→ 作業内容:
a. 肉じゃがに関する文章から、「焼いて煮る?そのまま煮る?」で始まり「ここに化学の力が隠されているのです。」で終わる部分をそのまま書き写してください。
b. 肉じゃがに関する文章のうち「安いし」で始まる一文には、肉じゃがの長所が列挙されています。その長所をすべて挙げてください。

化学の力(chem)を使って普段の生活をもっと便利(convenient)に、つまり
「日々の生活をChemvenientに」
できるような知恵を紹介しています。第一弾はこちらです。第二弾は、「半分焼けばおいしさ2倍!」です。
肉じゃがをはじめとしたお肉料理がおいしくなる、Chemvenientです。
焼いて煮る?そのまま煮る?
肉じゃがは筆者の大好物です。安いし、食材も多いし、見た目もきれいで、つくるのも簡単。日本が誇る家庭料理ですよね。どこのお店でも売っているから、手軽にたべることができます。でもやっぱり、自分でおいしいのを作れたらよいですよね。
肉じゃが
筆者は、お肉を半面だけ焼いてから煮込むようにしています。こうすることで、いつもの作り方よりも2倍は美味しくなります。半分なのに2倍、一見すると相反しているようですが、どうして「お肉を半面焼けば、おいしさは2倍」なのでしょうか。
ここに化学の力が隠されているのです。
「お肉を焼く」の化学
”そもそも本当においしい食材なのであれば、そのまま嚙りつくほうがいい。料理とは、食材のもっている本来の味以上のものをひきだすことである”このように述べたのは、料理評論家の服部幸應(はっとりゆきお)先生です(注1)。まさにその通りで、お肉を炒めることは、お肉が持ってない新しい美味しさを創造する効果があります。なぜならば、お肉を高温で炒めることでお肉の表面で化学反応が起こり、おいしい成分が新たに生まれるからです(メイラード反応といいます)。焼肉の香ばしい香りがいい例です。これは、煮込むだけでは決して生まれないおいしさです。

→ 抜粋資料:

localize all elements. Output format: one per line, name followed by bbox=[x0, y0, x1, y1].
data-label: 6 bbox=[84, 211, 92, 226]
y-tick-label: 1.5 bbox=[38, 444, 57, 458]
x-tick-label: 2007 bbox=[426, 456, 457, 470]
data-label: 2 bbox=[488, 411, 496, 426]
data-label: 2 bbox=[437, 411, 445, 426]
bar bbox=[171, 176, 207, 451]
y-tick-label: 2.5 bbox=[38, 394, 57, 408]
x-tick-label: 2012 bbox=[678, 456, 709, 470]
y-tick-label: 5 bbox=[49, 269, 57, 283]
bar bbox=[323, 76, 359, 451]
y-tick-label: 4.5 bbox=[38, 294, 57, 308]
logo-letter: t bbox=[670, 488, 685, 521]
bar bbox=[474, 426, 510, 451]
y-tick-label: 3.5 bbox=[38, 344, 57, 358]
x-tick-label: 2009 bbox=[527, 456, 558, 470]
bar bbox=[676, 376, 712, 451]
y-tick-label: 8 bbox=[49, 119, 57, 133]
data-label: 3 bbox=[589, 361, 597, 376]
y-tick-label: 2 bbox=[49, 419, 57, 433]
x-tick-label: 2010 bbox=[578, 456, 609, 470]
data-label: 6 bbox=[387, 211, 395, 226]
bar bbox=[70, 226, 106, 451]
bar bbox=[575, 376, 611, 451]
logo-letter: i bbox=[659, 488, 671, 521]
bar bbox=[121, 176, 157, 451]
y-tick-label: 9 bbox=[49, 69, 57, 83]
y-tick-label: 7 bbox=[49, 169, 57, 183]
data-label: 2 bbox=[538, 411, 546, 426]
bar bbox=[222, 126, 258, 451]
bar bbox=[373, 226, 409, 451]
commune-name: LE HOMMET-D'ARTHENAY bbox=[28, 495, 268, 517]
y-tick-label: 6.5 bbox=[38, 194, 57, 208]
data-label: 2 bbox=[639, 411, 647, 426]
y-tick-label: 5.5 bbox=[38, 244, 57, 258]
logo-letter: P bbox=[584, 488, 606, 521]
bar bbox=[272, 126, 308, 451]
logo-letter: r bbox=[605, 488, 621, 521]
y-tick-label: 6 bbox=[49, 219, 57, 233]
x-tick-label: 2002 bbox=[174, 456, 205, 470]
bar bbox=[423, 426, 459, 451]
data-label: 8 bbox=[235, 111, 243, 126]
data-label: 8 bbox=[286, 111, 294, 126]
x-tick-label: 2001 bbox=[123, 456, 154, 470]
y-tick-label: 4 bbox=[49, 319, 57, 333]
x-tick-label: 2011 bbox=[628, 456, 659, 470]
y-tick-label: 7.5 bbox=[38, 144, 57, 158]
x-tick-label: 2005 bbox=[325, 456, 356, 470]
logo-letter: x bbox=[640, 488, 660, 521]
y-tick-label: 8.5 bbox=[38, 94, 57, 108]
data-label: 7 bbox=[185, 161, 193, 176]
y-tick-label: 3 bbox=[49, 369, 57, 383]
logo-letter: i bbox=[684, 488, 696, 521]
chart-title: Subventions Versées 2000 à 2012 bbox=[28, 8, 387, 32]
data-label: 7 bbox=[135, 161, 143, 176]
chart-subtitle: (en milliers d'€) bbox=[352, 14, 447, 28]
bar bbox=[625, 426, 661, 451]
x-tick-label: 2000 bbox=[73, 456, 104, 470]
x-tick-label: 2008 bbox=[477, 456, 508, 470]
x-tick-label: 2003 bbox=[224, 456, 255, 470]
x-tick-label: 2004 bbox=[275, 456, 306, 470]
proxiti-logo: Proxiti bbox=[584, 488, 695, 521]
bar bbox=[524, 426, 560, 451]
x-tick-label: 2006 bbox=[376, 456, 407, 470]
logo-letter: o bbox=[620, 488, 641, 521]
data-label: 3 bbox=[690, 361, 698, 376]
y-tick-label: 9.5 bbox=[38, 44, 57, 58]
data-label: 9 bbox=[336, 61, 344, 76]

→ 解答一覧:
a.
焼いて煮る?そのまま煮る?
肉じゃがは筆者の大好物です。安いし、食材も多いし、見た目もきれいで、つくるのも簡単。日本が誇る家庭料理ですよね。どこのお店でも売っているから、手軽にたべることができます。でもやっぱり、自分でおいしいのを作れたらよいですよね。
肉じゃが
筆者は、お肉を半面だけ焼いてから煮込むようにしています。こうすることで、いつもの作り方よりも2倍は美味しくなります。半分なのに2倍、一見すると相反しているようですが、どうして「お肉を半面焼けば、おいしさは2倍」なのでしょうか。
ここに化学の力が隠されているのです。

b.
・安い
・食材が多い
・見た目がきれい
・つくるのが簡単